▶ Records
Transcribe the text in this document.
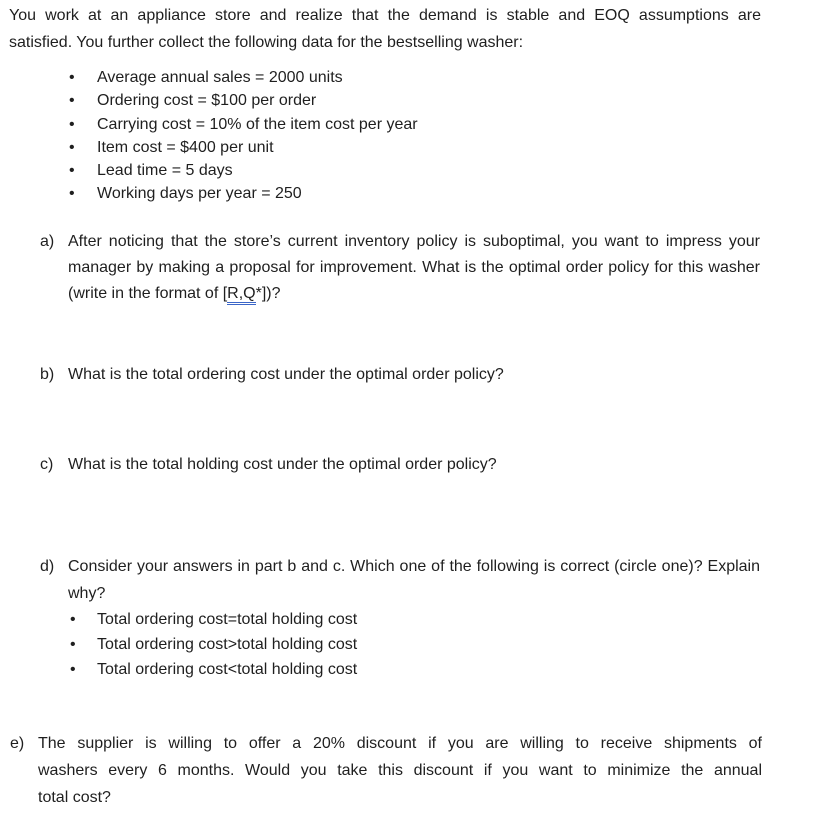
You work at an appliance store and realize that the demand is stable and EOQ assumptions are
satisfied. You further collect the following data for the bestselling washer:
• Average annual sales = 2000 units
• Ordering cost = $100 per order
• Carrying cost = 10% of the item cost per year
• Item cost = $400 per unit
• Lead time = 5 days
• Working days per year = 250
a) After noticing that the store’s current inventory policy is suboptimal, you want to impress your
manager by making a proposal for improvement. What is the optimal order policy for this washer
(write in the format of [R,Q*])?
b) What is the total ordering cost under the optimal order policy?
c) What is the total holding cost under the optimal order policy?
d) Consider your answers in part b and c. Which one of the following is correct (circle one)? Explain
why?
• Total ordering cost=total holding cost
• Total ordering cost>total holding cost
• Total ordering cost<total holding cost
e) The supplier is willing to offer a 20% discount if you are willing to receive shipments of
washers every 6 months. Would you take this discount if you want to minimize the annual
total cost?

▶ What the exercise asks
Repeat each line of the records above exactly, but do not copy the pictures.

▶ Solution
Transcribe the text in this document.
You work at an appliance store and realize that the demand is stable and EOQ assumptions are
satisfied. You further collect the following data for the bestselling washer:
• Average annual sales = 2000 units
• Ordering cost = $100 per order
• Carrying cost = 10% of the item cost per year
• Item cost = $400 per unit
• Lead time = 5 days
• Working days per year = 250
a) After noticing that the store’s current inventory policy is suboptimal, you want to impress your
manager by making a proposal for improvement. What is the optimal order policy for this washer
(write in the format of [R,Q*])?
b) What is the total ordering cost under the optimal order policy?
c) What is the total holding cost under the optimal order policy?
d) Consider your answers in part b and c. Which one of the following is correct (circle one)? Explain
why?
• Total ordering cost=total holding cost
• Total ordering cost>total holding cost
• Total ordering cost<total holding cost
e) The supplier is willing to offer a 20% discount if you are willing to receive shipments of
washers every 6 months. Would you take this discount if you want to minimize the annual
total cost?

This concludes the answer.